### Task to complete:
Identify every line containing the word "ELMENTAITA" and reproduce each one.
--------------------
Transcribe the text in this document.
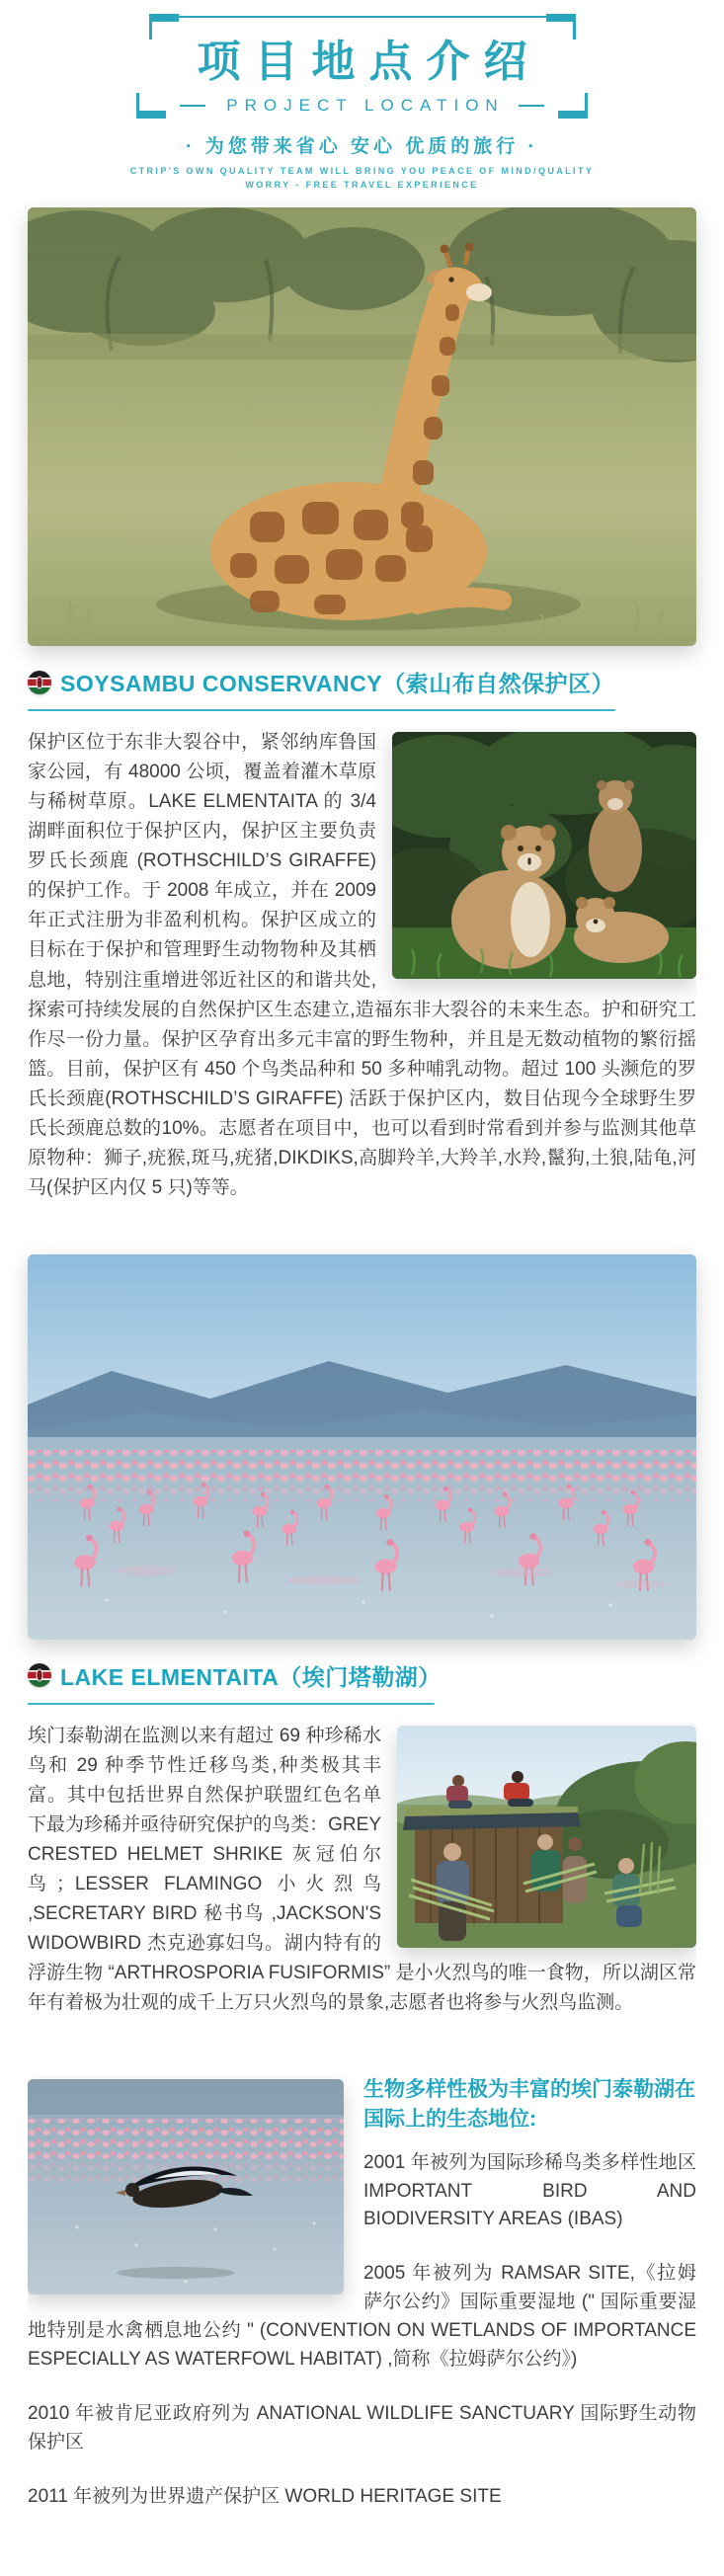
项目地点介绍
PROJECT LOCATION
· 为您带来省心 安心 优质的旅行 ·
CTRIP'S OWN QUALITY TEAM WILL BRING YOU PEACE OF MIND/QUALITY
WORRY - FREE TRAVEL EXPERIENCE
SOYSAMBU CONSERVANCY（索山布自然保护区）
保护区位于东非大裂谷中，紧邻纳库鲁国家公园，有 48000 公顷，覆盖着灌木草原与稀树草原。LAKE ELMENTAITA 的 3/4 湖畔面积位于保护区内，保护区主要负责罗氏长颈鹿 (ROTHSCHILD’S GIRAFFE) 的保护工作。于 2008 年成立，并在 2009 年正式注册为非盈利机构。保护区成立的目标在于保护和管理野生动物物种及其栖息地，特别注重增进邻近社区的和谐共处,探索可持续发展的自然保护区生态建立,造福东非大裂谷的未来生态。护和研究工作尽一份力量。保护区孕育出多元丰富的野生物种，并且是无数动植物的繁衍摇篮。目前，保护区有 450 个鸟类品种和 50 多种哺乳动物。超过 100 头濒危的罗氏长颈鹿(ROTHSCHILD’S GIRAFFE) 活跃于保护区内，数目佔现今全球野生罗氏长颈鹿总数的10%。志愿者在项目中，也可以看到时常看到并参与监测其他草原物种：狮子,疣猴,斑马,疣猪,DIKDIKS,高脚羚羊,大羚羊,水羚,鬣狗,土狼,陆龟,河马(保护区内仅 5 只)等等。
LAKE ELMENTAITA（埃门塔勒湖）
埃门泰勒湖在监测以来有超过 69 种珍稀水鸟和 29 种季节性迁移鸟类,种类极其丰富。其中包括世界自然保护联盟红色名单下最为珍稀并亟待研究保护的鸟类：GREY CRESTED HELMET SHRIKE 灰冠伯尔鸟；LESSER FLAMINGO 小火烈鸟 ,SECRETARY BIRD 秘书鸟 ,JACKSON'S WIDOWBIRD 杰克逊寡妇鸟。湖内特有的浮游生物 “ARTHROSPORIA FUSIFORMIS” 是小火烈鸟的唯一食物，所以湖区常年有着极为壮观的成千上万只火烈鸟的景象,志愿者也将参与火烈鸟监测。
生物多样性极为丰富的埃门泰勒湖在国际上的生态地位:

2001 年被列为国际珍稀鸟类多样性地区 IMPORTANT BIRD AND BIODIVERSITY AREAS (IBAS)

2005 年被列为 RAMSAR SITE,《拉姆萨尔公约》国际重要湿地 (" 国际重要湿地特别是水禽栖息地公约 " (CONVENTION ON WETLANDS OF IMPORTANCE ESPECIALLY AS WATERFOWL HABITAT) ,简称《拉姆萨尔公约》)

2010 年被肯尼亚政府列为 ANATIONAL WILDLIFE SANCTUARY 国际野生动物保护区

2011 年被列为世界遗产保护区 WORLD HERITAGE SITE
--------------------
### Reply:
保护区位于东非大裂谷中，紧邻纳库鲁国家公园，有 48000 公顷，覆盖着灌木草原与稀树草原。LAKE ELMENTAITA 的 3/4 湖畔面积位于保护区内，保护区主要负责罗氏长颈鹿 (ROTHSCHILD’S GIRAFFE) 的保护工作。于 2008 年成立，并在 2009 年正式注册为非盈利机构。保护区成立的目标在于保护和管理野生动物物种及其栖息地，特别注重增进邻近社区的和谐共处,探索可持续发展的自然保护区生态建立,造福东非大裂谷的未来生态。护和研究工作尽一份力量。保护区孕育出多元丰富的野生物种，并且是无数动植物的繁衍摇篮。目前，保护区有 450 个鸟类品种和 50 多种哺乳动物。超过 100 头濒危的罗氏长颈鹿(ROTHSCHILD’S GIRAFFE) 活跃于保护区内，数目佔现今全球野生罗氏长颈鹿总数的10%。志愿者在项目中，也可以看到时常看到并参与监测其他草原物种：狮子,疣猴,斑马,疣猪,DIKDIKS,高脚羚羊,大羚羊,水羚,鬣狗,土狼,陆龟,河马(保护区内仅 5 只)等等。
LAKE ELMENTAITA（埃门塔勒湖）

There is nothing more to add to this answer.